From the listing below, extract every line in which the word "Scherling" appears.
··· Record extracts ···
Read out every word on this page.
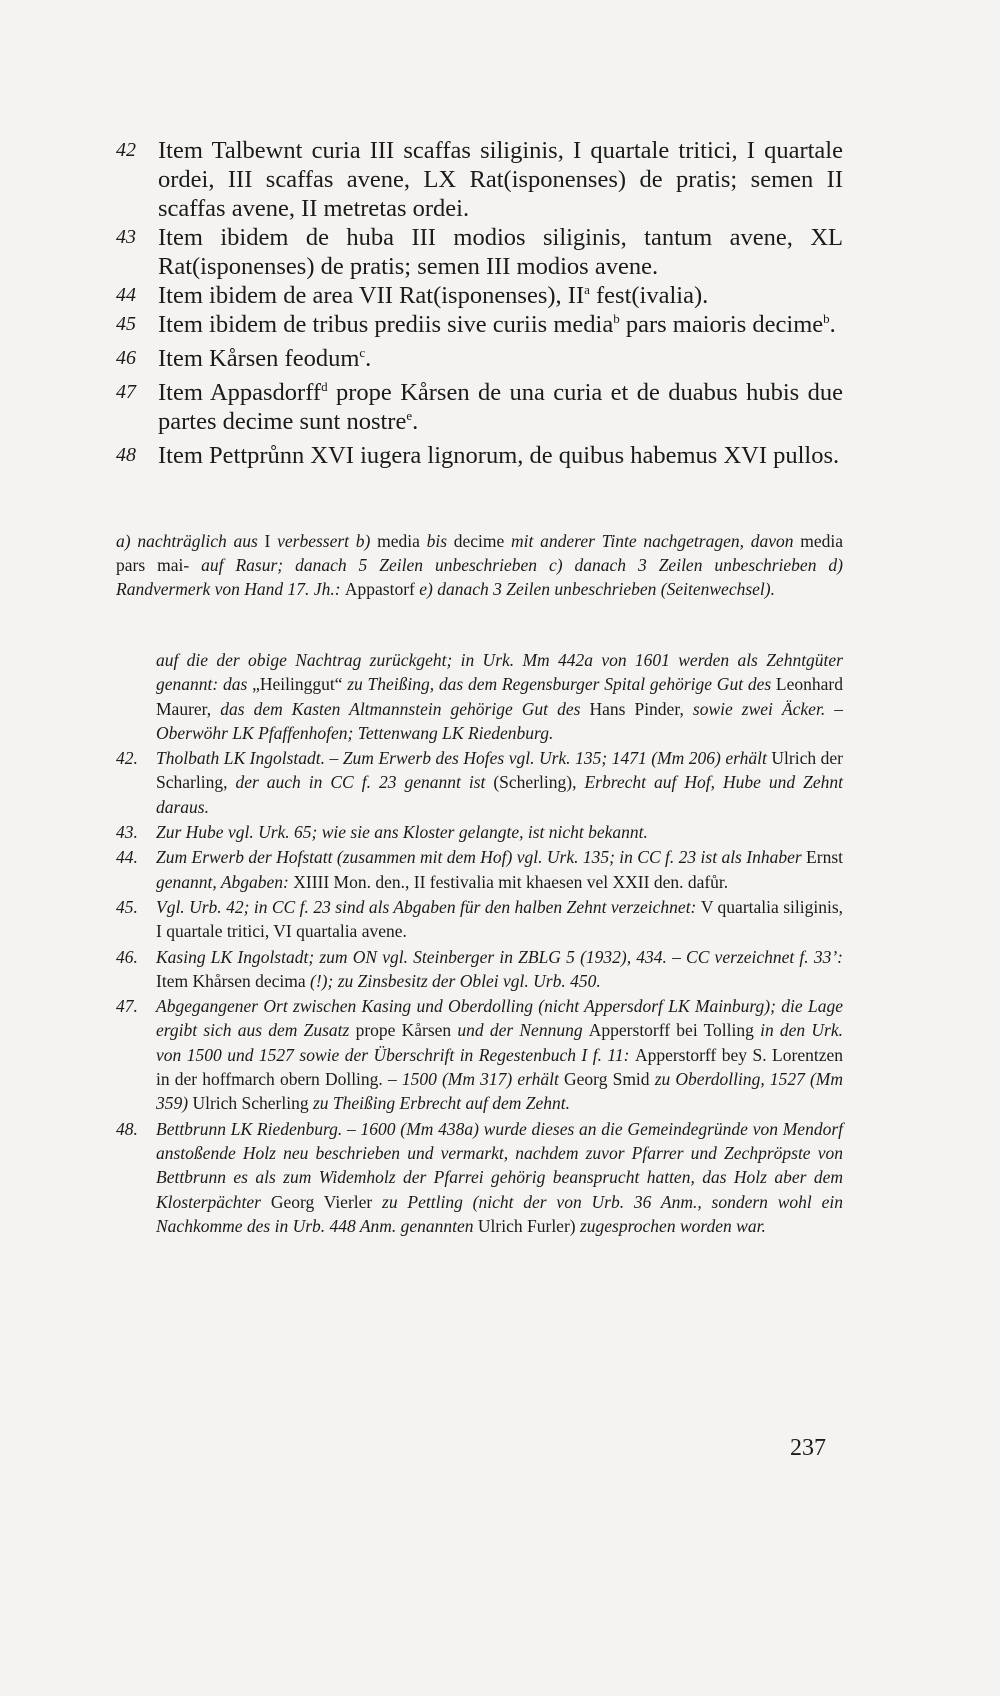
42 Item Talbewnt curia III scaffas siliginis, I quartale tritici, I quartale ordei, III scaffas avene, LX Rat(isponenses) de pratis; semen II scaffas avene, II metretas ordei.
43 Item ibidem de huba III modios siliginis, tantum avene, XL Rat(isponenses) de pratis; semen III modios avene.
44 Item ibidem de area VII Rat(isponenses), $II^a$ fest(ivalia).
45 Item ibidem de tribus prediis sive curiis media$^b$ pars maioris decime$^b$.
46 Item Kårsen feodum$^c$.
47 Item Appasdorff$^d$ prope Kårsen de una curia et de duabus hubis due partes decime sunt nostre$^e$.
48 Item Pettprůnn XVI iugera lignorum, de quibus habemus XVI pullos.
a) nachträglich aus I verbessert b) media bis decime mit anderer Tinte nachgetragen, davon media pars mai- auf Rasur; danach 5 Zeilen unbeschrieben c) danach 3 Zeilen unbeschrieben d) Randvermerk von Hand 17. Jh.: Appastorf e) danach 3 Zeilen unbeschrieben (Seitenwechsel).
auf die der obige Nachtrag zurückgeht; in Urk. Mm 442a von 1601 werden als Zehntgüter genannt: das „Heilinggut“ zu Theißing, das dem Regensburger Spital gehörige Gut des Leonhard Maurer, das dem Kasten Altmannstein gehörige Gut des Hans Pinder, sowie zwei Äcker. – Oberwöhr LK Pfaffenhofen; Tettenwang LK Riedenburg.
42. Tholbath LK Ingolstadt. – Zum Erwerb des Hofes vgl. Urk. 135; 1471 (Mm 206) erhält Ulrich der Scharling, der auch in CC f. 23 genannt ist (Scherling), Erbrecht auf Hof, Hube und Zehnt daraus.
43. Zur Hube vgl. Urk. 65; wie sie ans Kloster gelangte, ist nicht bekannt.
44. Zum Erwerb der Hofstatt (zusammen mit dem Hof) vgl. Urk. 135; in CC f. 23 ist als Inhaber Ernst genannt, Abgaben: XIIII Mon. den., II festivalia mit khaesen vel XXII den. dafůr.
45. Vgl. Urb. 42; in CC f. 23 sind als Abgaben für den halben Zehnt verzeichnet: V quartalia siliginis, I quartale tritici, VI quartalia avene.
46. Kasing LK Ingolstadt; zum ON vgl. Steinberger in ZBLG 5 (1932), 434. – CC verzeichnet f. 33’: Item Khårsen decima (!); zu Zinsbesitz der Oblei vgl. Urb. 450.
47. Abgegangener Ort zwischen Kasing und Oberdolling (nicht Appersdorf LK Mainburg); die Lage ergibt sich aus dem Zusatz prope Kårsen und der Nennung Apperstorff bei Tolling in den Urk. von 1500 und 1527 sowie der Überschrift in Regestenbuch I f. 11: Apperstorff bey S. Lorentzen in der hoffmarch obern Dolling. – 1500 (Mm 317) erhält Georg Smid zu Oberdolling, 1527 (Mm 359) Ulrich Scherling zu Theißing Erbrecht auf dem Zehnt.
48. Bettbrunn LK Riedenburg. – 1600 (Mm 438a) wurde dieses an die Gemeindegründe von Mendorf anstoßende Holz neu beschrieben und vermarkt, nachdem zuvor Pfarrer und Zechpröpste von Bettbrunn es als zum Widemholz der Pfarrei gehörig beansprucht hatten, das Holz aber dem Klosterpächter Georg Vierler zu Pettling (nicht der von Urb. 36 Anm., sondern wohl ein Nachkomme des in Urb. 448 Anm. genannten Ulrich Furler) zugesprochen worden war.
237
···
*Written solution*.
42. Tholbath LK Ingolstadt. – Zum Erwerb des Hofes vgl. Urk. 135; 1471 (Mm 206) erhält Ulrich der Scharling, der auch in CC f. 23 genannt ist (Scherling), Erbrecht auf Hof, Hube und Zehnt daraus.
47. Abgegangener Ort zwischen Kasing und Oberdolling (nicht Appersdorf LK Mainburg); die Lage ergibt sich aus dem Zusatz prope Kårsen und der Nennung Apperstorff bei Tolling in den Urk. von 1500 und 1527 sowie der Überschrift in Regestenbuch I f. 11: Apperstorff bey S. Lorentzen in der hoffmarch obern Dolling. – 1500 (Mm 317) erhält Georg Smid zu Oberdolling, 1527 (Mm 359) Ulrich Scherling zu Theißing Erbrecht auf dem Zehnt.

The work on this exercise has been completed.